• **TASK DIRECTIONS**
Lines holding the string "JSON" are the ones to copy; find them all in the data.

• **INPUT MATERIAL**
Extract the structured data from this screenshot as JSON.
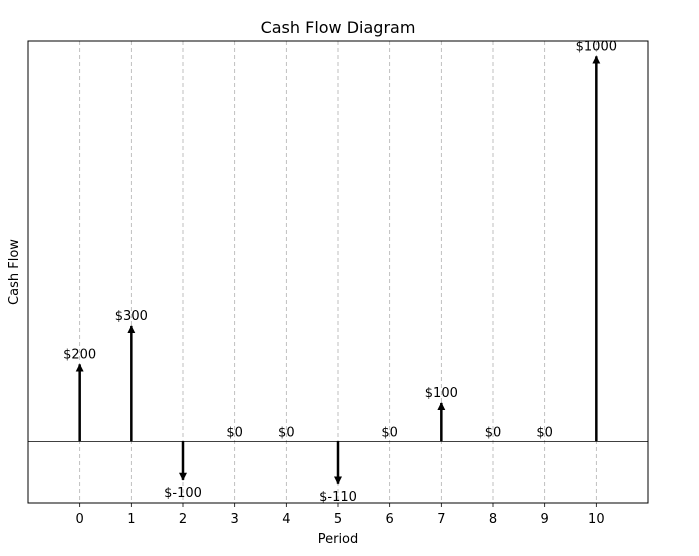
{
  "chart_data": {
    "type": "bar",
    "title": "Cash Flow Diagram",
    "xlabel": "Period",
    "ylabel": "Cash Flow",
    "x": [
      0,
      1,
      2,
      3,
      4,
      5,
      6,
      7,
      8,
      9,
      10
    ],
    "values": [
      200,
      300,
      -100,
      0,
      0,
      -110,
      0,
      100,
      0,
      0,
      1000
    ],
    "value_labels": [
      "$200",
      "$300",
      "$-100",
      "$0",
      "$0",
      "$-110",
      "$0",
      "$100",
      "$0",
      "$0",
      "$1000"
    ],
    "xlim": [
      -1,
      11
    ],
    "ylim": [
      -160,
      1040
    ],
    "grid": "vertical-dashed",
    "legend": "none",
    "mark_style": "arrows",
    "colors": {
      "arrow": "#000000",
      "grid": "#b0b0b0",
      "baseline": "#000000"
    }
  }
}
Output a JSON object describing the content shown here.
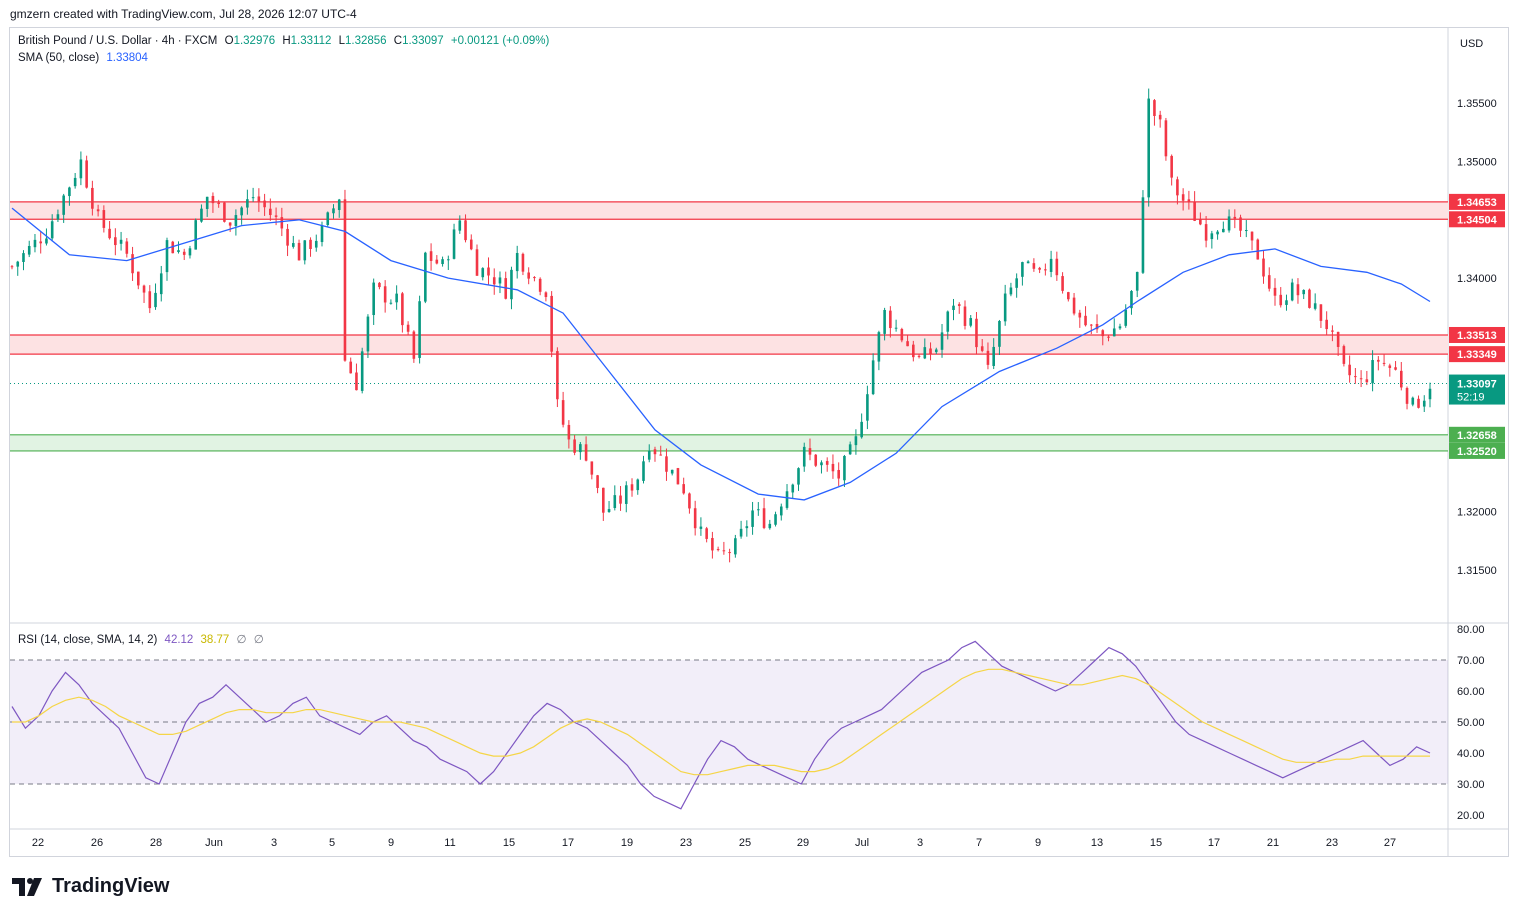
{
  "header": {
    "credit": "gmzern created with TradingView.com, Jul 28, 2026 12:07 UTC-4"
  },
  "legend": {
    "symbol": "British Pound / U.S. Dollar · 4h · FXCM",
    "open_label": "O",
    "open": "1.32976",
    "high_label": "H",
    "high": "1.33112",
    "low_label": "L",
    "low": "1.32856",
    "close_label": "C",
    "close": "1.33097",
    "change": "+0.00121 (+0.09%)",
    "sma_label": "SMA (50, close)",
    "sma_value": "1.33804"
  },
  "currency": "USD",
  "rsi_legend": {
    "label": "RSI (14, close, SMA, 14, 2)",
    "rsi": "42.12",
    "sma": "38.77",
    "extra1": "∅",
    "extra2": "∅"
  },
  "footer": {
    "brand": "TradingView"
  },
  "colors": {
    "up": "#089981",
    "down": "#f23645",
    "sma": "#2962ff",
    "rsi": "#7e57c2",
    "rsi_sma": "#f5d547",
    "resistance_fill": "#fde2e3",
    "resistance_line": "#f23645",
    "support_fill": "#e1f3e3",
    "support_line": "#4caf50"
  },
  "chart_data": [
    {
      "type": "candlestick",
      "title": "British Pound / U.S. Dollar · 4h · FXCM",
      "ylim": [
        1.311,
        1.3585
      ],
      "y_ticks": [
        "1.31500",
        "1.32000",
        "1.33000",
        "1.34000",
        "1.35000",
        "1.35500"
      ],
      "x_ticks": [
        "22",
        "26",
        "28",
        "Jun",
        "3",
        "5",
        "9",
        "11",
        "15",
        "17",
        "19",
        "23",
        "25",
        "29",
        "Jul",
        "3",
        "7",
        "9",
        "13",
        "15",
        "17",
        "21",
        "23",
        "27"
      ],
      "price_path": [
        [
          0,
          1.341
        ],
        [
          6,
          1.344
        ],
        [
          10,
          1.348
        ],
        [
          12,
          1.35
        ],
        [
          15,
          1.345
        ],
        [
          20,
          1.342
        ],
        [
          24,
          1.3375
        ],
        [
          27,
          1.343
        ],
        [
          30,
          1.342
        ],
        [
          34,
          1.347
        ],
        [
          38,
          1.345
        ],
        [
          42,
          1.347
        ],
        [
          46,
          1.345
        ],
        [
          50,
          1.342
        ],
        [
          54,
          1.344
        ],
        [
          57,
          1.347
        ],
        [
          58,
          1.333
        ],
        [
          60,
          1.331
        ],
        [
          63,
          1.339
        ],
        [
          67,
          1.338
        ],
        [
          70,
          1.333
        ],
        [
          72,
          1.342
        ],
        [
          75,
          1.341
        ],
        [
          78,
          1.345
        ],
        [
          81,
          1.341
        ],
        [
          84,
          1.34
        ],
        [
          86,
          1.339
        ],
        [
          88,
          1.342
        ],
        [
          91,
          1.34
        ],
        [
          93,
          1.339
        ],
        [
          95,
          1.329
        ],
        [
          97,
          1.326
        ],
        [
          100,
          1.325
        ],
        [
          103,
          1.32
        ],
        [
          106,
          1.321
        ],
        [
          109,
          1.323
        ],
        [
          111,
          1.326
        ],
        [
          114,
          1.324
        ],
        [
          117,
          1.322
        ],
        [
          120,
          1.318
        ],
        [
          123,
          1.316
        ],
        [
          126,
          1.317
        ],
        [
          129,
          1.32
        ],
        [
          132,
          1.319
        ],
        [
          135,
          1.322
        ],
        [
          138,
          1.325
        ],
        [
          141,
          1.324
        ],
        [
          144,
          1.323
        ],
        [
          147,
          1.326
        ],
        [
          150,
          1.333
        ],
        [
          152,
          1.337
        ],
        [
          155,
          1.335
        ],
        [
          158,
          1.333
        ],
        [
          161,
          1.334
        ],
        [
          164,
          1.338
        ],
        [
          167,
          1.336
        ],
        [
          170,
          1.332
        ],
        [
          173,
          1.338
        ],
        [
          176,
          1.341
        ],
        [
          179,
          1.34
        ],
        [
          181,
          1.342
        ],
        [
          184,
          1.338
        ],
        [
          187,
          1.336
        ],
        [
          190,
          1.335
        ],
        [
          193,
          1.336
        ],
        [
          196,
          1.34
        ],
        [
          198,
          1.355
        ],
        [
          200,
          1.353
        ],
        [
          202,
          1.348
        ],
        [
          205,
          1.346
        ],
        [
          208,
          1.344
        ],
        [
          211,
          1.345
        ],
        [
          214,
          1.344
        ],
        [
          217,
          1.342
        ],
        [
          220,
          1.338
        ],
        [
          223,
          1.339
        ],
        [
          226,
          1.338
        ],
        [
          229,
          1.336
        ],
        [
          232,
          1.332
        ],
        [
          235,
          1.331
        ],
        [
          238,
          1.333
        ],
        [
          241,
          1.332
        ],
        [
          244,
          1.329
        ],
        [
          246,
          1.33
        ],
        [
          247,
          1.331
        ]
      ],
      "sma_path": [
        [
          0,
          1.346
        ],
        [
          10,
          1.342
        ],
        [
          20,
          1.3415
        ],
        [
          30,
          1.343
        ],
        [
          40,
          1.3445
        ],
        [
          50,
          1.345
        ],
        [
          58,
          1.344
        ],
        [
          66,
          1.3415
        ],
        [
          76,
          1.34
        ],
        [
          88,
          1.339
        ],
        [
          96,
          1.337
        ],
        [
          104,
          1.332
        ],
        [
          112,
          1.327
        ],
        [
          120,
          1.324
        ],
        [
          130,
          1.3215
        ],
        [
          138,
          1.321
        ],
        [
          146,
          1.3225
        ],
        [
          154,
          1.325
        ],
        [
          162,
          1.329
        ],
        [
          172,
          1.332
        ],
        [
          182,
          1.334
        ],
        [
          190,
          1.336
        ],
        [
          196,
          1.338
        ],
        [
          204,
          1.3405
        ],
        [
          212,
          1.342
        ],
        [
          220,
          1.3425
        ],
        [
          228,
          1.341
        ],
        [
          236,
          1.3405
        ],
        [
          242,
          1.3395
        ],
        [
          247,
          1.338
        ]
      ],
      "zones": [
        {
          "kind": "resistance",
          "top": "1.34653",
          "bottom": "1.34504",
          "top_v": 1.34653,
          "bottom_v": 1.34504
        },
        {
          "kind": "resistance",
          "top": "1.33513",
          "bottom": "1.33349",
          "top_v": 1.33513,
          "bottom_v": 1.33349
        },
        {
          "kind": "support",
          "top": "1.32658",
          "bottom": "1.32520",
          "top_v": 1.32658,
          "bottom_v": 1.3252
        }
      ],
      "last_price": {
        "value": "1.33097",
        "value_v": 1.33097,
        "countdown": "52:19"
      }
    },
    {
      "type": "line",
      "title": "RSI (14, close, SMA, 14, 2)",
      "ylim": [
        16,
        81
      ],
      "y_ticks": [
        "20.00",
        "30.00",
        "40.00",
        "50.00",
        "60.00",
        "70.00",
        "80.00"
      ],
      "band": [
        30,
        70
      ],
      "series": [
        {
          "name": "RSI",
          "values": [
            55,
            48,
            52,
            60,
            66,
            62,
            56,
            52,
            48,
            40,
            32,
            30,
            40,
            50,
            56,
            58,
            62,
            58,
            54,
            50,
            52,
            56,
            58,
            52,
            50,
            48,
            46,
            50,
            52,
            48,
            44,
            42,
            38,
            36,
            34,
            30,
            34,
            40,
            46,
            52,
            56,
            54,
            50,
            48,
            44,
            40,
            36,
            30,
            26,
            24,
            22,
            30,
            38,
            44,
            42,
            38,
            36,
            34,
            32,
            30,
            38,
            44,
            48,
            50,
            52,
            54,
            58,
            62,
            66,
            68,
            70,
            74,
            76,
            72,
            68,
            66,
            64,
            62,
            60,
            62,
            66,
            70,
            74,
            72,
            68,
            62,
            56,
            50,
            46,
            44,
            42,
            40,
            38,
            36,
            34,
            32,
            34,
            36,
            38,
            40,
            42,
            44,
            40,
            36,
            38,
            42,
            40
          ]
        },
        {
          "name": "RSI SMA",
          "values": [
            50,
            50,
            52,
            55,
            57,
            58,
            57,
            55,
            52,
            50,
            48,
            46,
            46,
            47,
            49,
            51,
            53,
            54,
            54,
            53,
            53,
            53,
            54,
            54,
            53,
            52,
            51,
            50,
            50,
            50,
            49,
            48,
            46,
            44,
            42,
            40,
            39,
            39,
            40,
            42,
            45,
            48,
            50,
            51,
            50,
            48,
            46,
            43,
            40,
            37,
            34,
            33,
            33,
            34,
            35,
            36,
            36,
            36,
            35,
            34,
            34,
            35,
            37,
            40,
            43,
            46,
            49,
            52,
            55,
            58,
            61,
            64,
            66,
            67,
            67,
            66,
            65,
            64,
            63,
            62,
            62,
            63,
            64,
            65,
            64,
            62,
            59,
            56,
            53,
            50,
            48,
            46,
            44,
            42,
            40,
            38,
            37,
            37,
            37,
            38,
            38,
            39,
            39,
            39,
            39,
            39,
            39
          ]
        }
      ]
    }
  ]
}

• **RESULT FOR THIS EXERCISE**
Extract the structured data from this screenshot as JSON.
Output a JSON object describing the content shown here.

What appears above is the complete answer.